-- Start Stored data --

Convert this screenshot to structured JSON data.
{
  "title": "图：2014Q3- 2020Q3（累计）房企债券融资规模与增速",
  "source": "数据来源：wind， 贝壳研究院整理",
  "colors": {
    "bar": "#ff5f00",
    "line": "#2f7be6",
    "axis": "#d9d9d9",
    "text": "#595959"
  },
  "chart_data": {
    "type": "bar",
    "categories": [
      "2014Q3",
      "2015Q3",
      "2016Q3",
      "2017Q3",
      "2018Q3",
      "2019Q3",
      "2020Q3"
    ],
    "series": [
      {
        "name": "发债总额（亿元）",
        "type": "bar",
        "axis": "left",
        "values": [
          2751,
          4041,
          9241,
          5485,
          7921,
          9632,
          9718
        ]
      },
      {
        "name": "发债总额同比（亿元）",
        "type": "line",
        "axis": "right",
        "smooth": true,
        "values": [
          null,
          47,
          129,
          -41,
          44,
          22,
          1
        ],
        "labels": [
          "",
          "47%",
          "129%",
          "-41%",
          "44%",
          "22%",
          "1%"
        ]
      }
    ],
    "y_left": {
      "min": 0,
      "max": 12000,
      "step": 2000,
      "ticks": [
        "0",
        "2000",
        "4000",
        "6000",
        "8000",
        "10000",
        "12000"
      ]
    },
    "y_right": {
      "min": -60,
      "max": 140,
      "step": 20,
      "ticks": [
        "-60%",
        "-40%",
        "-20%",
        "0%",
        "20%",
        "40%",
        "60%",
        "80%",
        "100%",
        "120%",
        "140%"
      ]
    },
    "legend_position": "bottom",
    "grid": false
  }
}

-- End Stored data --

▸ Exercise aim
Restate every line of the data word for word.

▸ Complete output
Convert this screenshot to structured JSON data.
{
  "title": "图：2014Q3- 2020Q3（累计）房企债券融资规模与增速",
  "source": "数据来源：wind， 贝壳研究院整理",
  "colors": {
    "bar": "#ff5f00",
    "line": "#2f7be6",
    "axis": "#d9d9d9",
    "text": "#595959"
  },
  "chart_data": {
    "type": "bar",
    "categories": [
      "2014Q3",
      "2015Q3",
      "2016Q3",
      "2017Q3",
      "2018Q3",
      "2019Q3",
      "2020Q3"
    ],
    "series": [
      {
        "name": "发债总额（亿元）",
        "type": "bar",
        "axis": "left",
        "values": [
          2751,
          4041,
          9241,
          5485,
          7921,
          9632,
          9718
        ]
      },
      {
        "name": "发债总额同比（亿元）",
        "type": "line",
        "axis": "right",
        "smooth": true,
        "values": [
          null,
          47,
          129,
          -41,
          44,
          22,
          1
        ],
        "labels": [
          "",
          "47%",
          "129%",
          "-41%",
          "44%",
          "22%",
          "1%"
        ]
      }
    ],
    "y_left": {
      "min": 0,
      "max": 12000,
      "step": 2000,
      "ticks": [
        "0",
        "2000",
        "4000",
        "6000",
        "8000",
        "10000",
        "12000"
      ]
    },
    "y_right": {
      "min": -60,
      "max": 140,
      "step": 20,
      "ticks": [
        "-60%",
        "-40%",
        "-20%",
        "0%",
        "20%",
        "40%",
        "60%",
        "80%",
        "100%",
        "120%",
        "140%"
      ]
    },
    "legend_position": "bottom",
    "grid": false
  }
}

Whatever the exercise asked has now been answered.